[Descripción de tarea]
Devuelva sin alteración alguna las líneas de los registros: comience por la primera y deténgase después de la que contiene "vertical-divider [497, 0, 498, 415]", incluida esta.

***** Datos proporcionados *****

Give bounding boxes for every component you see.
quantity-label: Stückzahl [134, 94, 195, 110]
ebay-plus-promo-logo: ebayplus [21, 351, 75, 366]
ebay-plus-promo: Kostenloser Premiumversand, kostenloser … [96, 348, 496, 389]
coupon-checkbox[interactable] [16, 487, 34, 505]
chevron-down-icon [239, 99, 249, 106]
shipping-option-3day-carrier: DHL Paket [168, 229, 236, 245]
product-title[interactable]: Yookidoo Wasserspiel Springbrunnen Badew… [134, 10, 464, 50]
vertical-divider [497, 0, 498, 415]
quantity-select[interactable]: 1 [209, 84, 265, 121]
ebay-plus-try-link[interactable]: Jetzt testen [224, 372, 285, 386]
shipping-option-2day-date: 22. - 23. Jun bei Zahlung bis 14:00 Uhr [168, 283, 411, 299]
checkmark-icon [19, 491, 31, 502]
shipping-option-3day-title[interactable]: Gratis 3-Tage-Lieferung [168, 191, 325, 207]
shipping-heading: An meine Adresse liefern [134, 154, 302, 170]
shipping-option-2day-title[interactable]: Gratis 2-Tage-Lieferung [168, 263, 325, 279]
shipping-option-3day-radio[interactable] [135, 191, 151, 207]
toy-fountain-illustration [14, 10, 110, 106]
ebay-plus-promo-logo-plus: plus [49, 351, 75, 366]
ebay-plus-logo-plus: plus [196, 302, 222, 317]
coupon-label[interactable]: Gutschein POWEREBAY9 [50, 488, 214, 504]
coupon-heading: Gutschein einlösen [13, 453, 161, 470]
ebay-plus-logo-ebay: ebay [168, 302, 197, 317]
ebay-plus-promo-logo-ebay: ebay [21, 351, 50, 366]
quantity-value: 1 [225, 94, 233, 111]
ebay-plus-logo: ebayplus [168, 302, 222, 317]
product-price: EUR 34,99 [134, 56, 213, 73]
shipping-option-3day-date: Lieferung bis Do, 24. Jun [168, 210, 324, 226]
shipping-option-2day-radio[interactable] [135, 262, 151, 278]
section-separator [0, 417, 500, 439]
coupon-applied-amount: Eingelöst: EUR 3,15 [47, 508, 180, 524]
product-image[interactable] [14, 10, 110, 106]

*****

[Respuesta al ejercicio]
Give bounding boxes for every component you see.
quantity-label: Stückzahl [134, 94, 195, 110]
ebay-plus-promo-logo: ebayplus [21, 351, 75, 366]
ebay-plus-promo: Kostenloser Premiumversand, kostenloser … [96, 348, 496, 389]
coupon-checkbox[interactable] [16, 487, 34, 505]
chevron-down-icon [239, 99, 249, 106]
shipping-option-3day-carrier: DHL Paket [168, 229, 236, 245]
product-title[interactable]: Yookidoo Wasserspiel Springbrunnen Badew… [134, 10, 464, 50]
vertical-divider [497, 0, 498, 415]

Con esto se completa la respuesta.